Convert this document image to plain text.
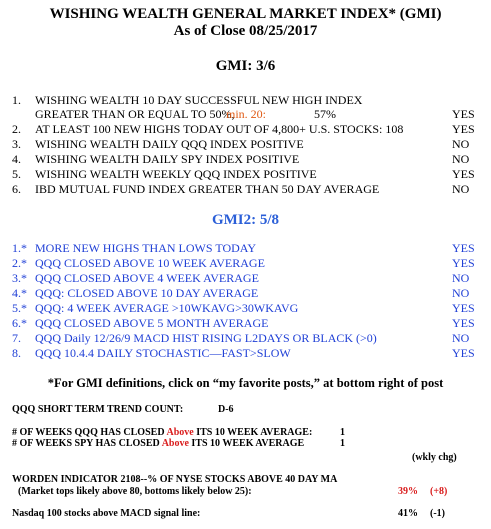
WISHING WEALTH GENERAL MARKET INDEX* (GMI)
As of Close 08/25/2017
GMI: 3/6
1. WISHING WEALTH 10 DAY SUCCESSFUL NEW HIGH INDEX
GREATER THAN OR EQUAL TO 50%,
min. 20:	57%	YES
2. AT LEAST 100 NEW HIGHS TODAY OUT OF 4,800+ U.S. STOCKS: 108	YES
3. WISHING WEALTH DAILY QQQ INDEX POSITIVE	NO
4. WISHING WEALTH DAILY SPY INDEX POSITIVE	NO
5. WISHING WEALTH WEEKLY QQQ INDEX POSITIVE	YES
6. IBD MUTUAL FUND INDEX GREATER THAN 50 DAY AVERAGE	NO
GMI2: 5/8
1.* MORE NEW HIGHS THAN LOWS TODAY	YES
2.* QQQ CLOSED ABOVE 10 WEEK AVERAGE	YES
3.* QQQ CLOSED ABOVE 4 WEEK AVERAGE	NO
4.* QQQ: CLOSED ABOVE 10 DAY AVERAGE	NO
5.* QQQ: 4 WEEK AVERAGE >10WKAVG>30WKAVG	YES
6.* QQQ CLOSED ABOVE 5 MONTH AVERAGE	YES
7. QQQ Daily 12/26/9 MACD HIST RISING L2DAYS OR BLACK (>0)	NO
8. QQQ 10.4.4 DAILY STOCHASTIC—FAST>SLOW	YES
*For GMI definitions, click on “my favorite posts,” at bottom right of post
QQQ SHORT TERM TREND COUNT:	D-6
# OF WEEKS QQQ HAS CLOSED Above ITS 10 WEEK AVERAGE:	1
# OF WEEKS SPY HAS CLOSED Above ITS 10 WEEK AVERAGE	1
(wkly chg)
WORDEN INDICATOR 2108--% OF NYSE STOCKS ABOVE 40 DAY MA
(Market tops likely above 80, bottoms likely below 25):	39% (+8)
Nasdaq 100 stocks above MACD signal line:	41% (-1)
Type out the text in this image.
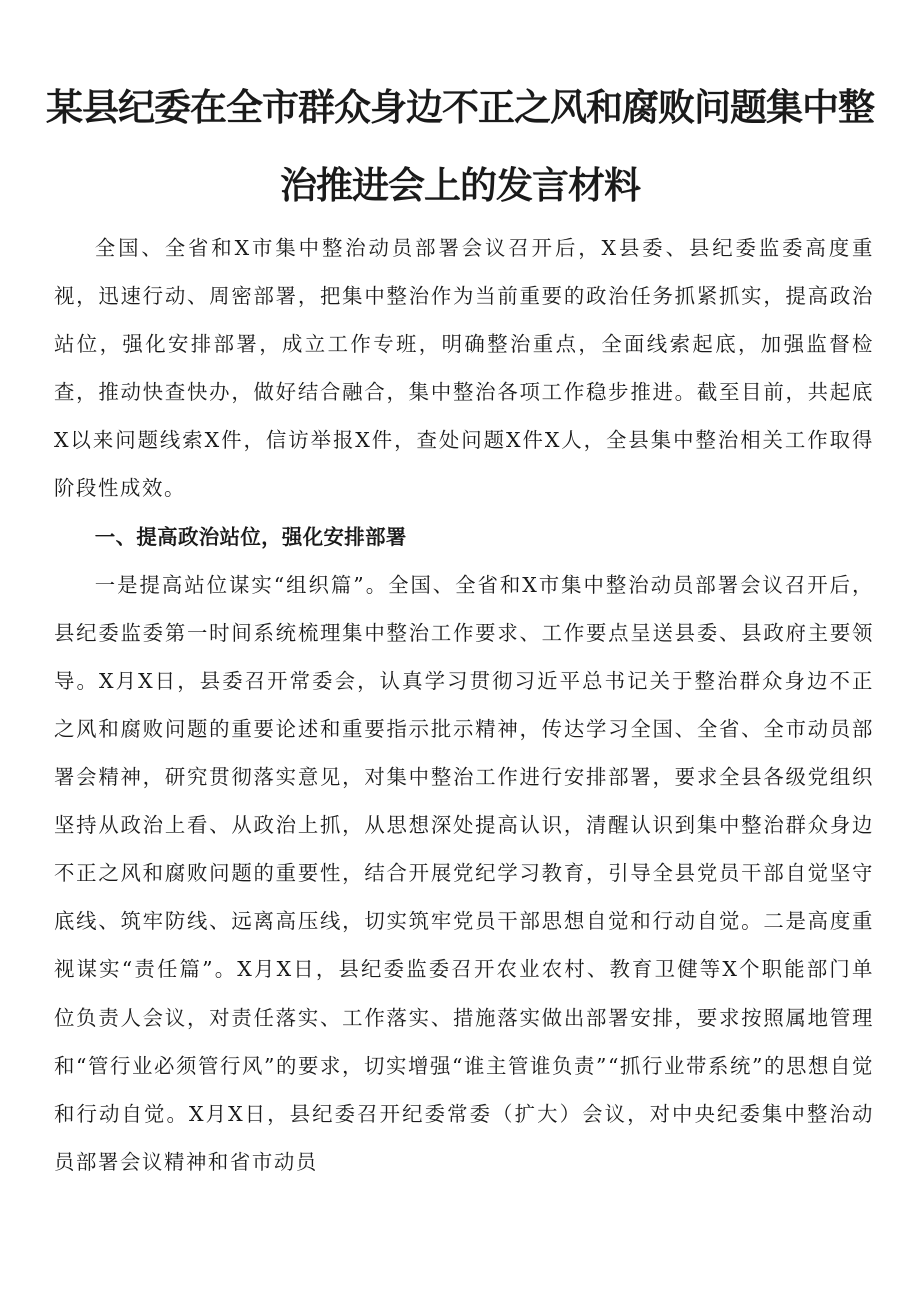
某县纪委在全市群众身边不正之风和腐败问题集中整
治推进会上的发言材料

全国、全省和X市集中整治动员部署会议召开后，X县委、县纪委监委高度重视，迅速行动、周密部署，把集中整治作为当前重要的政治任务抓紧抓实，提高政治站位，强化安排部署，成立工作专班，明确整治重点，全面线索起底，加强监督检查，推动快查快办，做好结合融合，集中整治各项工作稳步推进。截至目前，共起底X以来问题线索X件，信访举报X件，查处问题X件X人，全县集中整治相关工作取得阶段性成效。

一、提高政治站位，强化安排部署

一是提高站位谋实“组织篇”。全国、全省和X市集中整治动员部署会议召开后，县纪委监委第一时间系统梳理集中整治工作要求、工作要点呈送县委、县政府主要领导。X月X日，县委召开常委会，认真学习贯彻习近平总书记关于整治群众身边不正之风和腐败问题的重要论述和重要指示批示精神，传达学习全国、全省、全市动员部署会精神，研究贯彻落实意见，对集中整治工作进行安排部署，要求全县各级党组织坚持从政治上看、从政治上抓，从思想深处提高认识，清醒认识到集中整治群众身边不正之风和腐败问题的重要性，结合开展党纪学习教育，引导全县党员干部自觉坚守底线、筑牢防线、远离高压线，切实筑牢党员干部思想自觉和行动自觉。二是高度重视谋实“责任篇”。X月X日，县纪委监委召开农业农村、教育卫健等X个职能部门单位负责人会议，对责任落实、工作落实、措施落实做出部署安排，要求按照属地管理和“管行业必须管行风”的要求，切实增强“谁主管谁负责”“抓行业带系统”的思想自觉和行动自觉。X月X日，县纪委召开纪委常委（扩大）会议，对中央纪委集中整治动员部署会议精神和省市动员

Directions: Pictures stay out; repeat all the rest of the records exactly.

Completed task:
Convert this document image to plain text.
WISHING WEALTH GENERAL MARKET INDEX* (GMI)
As of Close 08/25/2017
GMI: 3/6
1. WISHING WEALTH 10 DAY SUCCESSFUL NEW HIGH INDEX
GREATER THAN OR EQUAL TO 50%,
min. 20:	57%	YES
2. AT LEAST 100 NEW HIGHS TODAY OUT OF 4,800+ U.S. STOCKS: 108	YES
3. WISHING WEALTH DAILY QQQ INDEX POSITIVE	NO
4. WISHING WEALTH DAILY SPY INDEX POSITIVE	NO
5. WISHING WEALTH WEEKLY QQQ INDEX POSITIVE	YES
6. IBD MUTUAL FUND INDEX GREATER THAN 50 DAY AVERAGE	NO
GMI2: 5/8
1.* MORE NEW HIGHS THAN LOWS TODAY	YES
2.* QQQ CLOSED ABOVE 10 WEEK AVERAGE	YES
3.* QQQ CLOSED ABOVE 4 WEEK AVERAGE	NO
4.* QQQ: CLOSED ABOVE 10 DAY AVERAGE	NO
5.* QQQ: 4 WEEK AVERAGE >10WKAVG>30WKAVG	YES
6.* QQQ CLOSED ABOVE 5 MONTH AVERAGE	YES
7. QQQ Daily 12/26/9 MACD HIST RISING L2DAYS OR BLACK (>0)	NO
8. QQQ 10.4.4 DAILY STOCHASTIC—FAST>SLOW	YES
*For GMI definitions, click on “my favorite posts,” at bottom right of post
QQQ SHORT TERM TREND COUNT:	D-6
# OF WEEKS QQQ HAS CLOSED Above ITS 10 WEEK AVERAGE:	1
# OF WEEKS SPY HAS CLOSED Above ITS 10 WEEK AVERAGE	1
(wkly chg)
WORDEN INDICATOR 2108--% OF NYSE STOCKS ABOVE 40 DAY MA
(Market tops likely above 80, bottoms likely below 25):	39% (+8)
Nasdaq 100 stocks above MACD signal line:	41% (-1)
Type out the text in this image.
某县纪委在全市群众身边不正之风和腐败问题集中整
治推进会上的发言材料

全国、全省和X市集中整治动员部署会议召开后，X县委、县纪委监委高度重视，迅速行动、周密部署，把集中整治作为当前重要的政治任务抓紧抓实，提高政治站位，强化安排部署，成立工作专班，明确整治重点，全面线索起底，加强监督检查，推动快查快办，做好结合融合，集中整治各项工作稳步推进。截至目前，共起底X以来问题线索X件，信访举报X件，查处问题X件X人，全县集中整治相关工作取得阶段性成效。

一、提高政治站位，强化安排部署

一是提高站位谋实“组织篇”。全国、全省和X市集中整治动员部署会议召开后，县纪委监委第一时间系统梳理集中整治工作要求、工作要点呈送县委、县政府主要领导。X月X日，县委召开常委会，认真学习贯彻习近平总书记关于整治群众身边不正之风和腐败问题的重要论述和重要指示批示精神，传达学习全国、全省、全市动员部署会精神，研究贯彻落实意见，对集中整治工作进行安排部署，要求全县各级党组织坚持从政治上看、从政治上抓，从思想深处提高认识，清醒认识到集中整治群众身边不正之风和腐败问题的重要性，结合开展党纪学习教育，引导全县党员干部自觉坚守底线、筑牢防线、远离高压线，切实筑牢党员干部思想自觉和行动自觉。二是高度重视谋实“责任篇”。X月X日，县纪委监委召开农业农村、教育卫健等X个职能部门单位负责人会议，对责任落实、工作落实、措施落实做出部署安排，要求按照属地管理和“管行业必须管行风”的要求，切实增强“谁主管谁负责”“抓行业带系统”的思想自觉和行动自觉。X月X日，县纪委召开纪委常委（扩大）会议，对中央纪委集中整治动员部署会议精神和省市动员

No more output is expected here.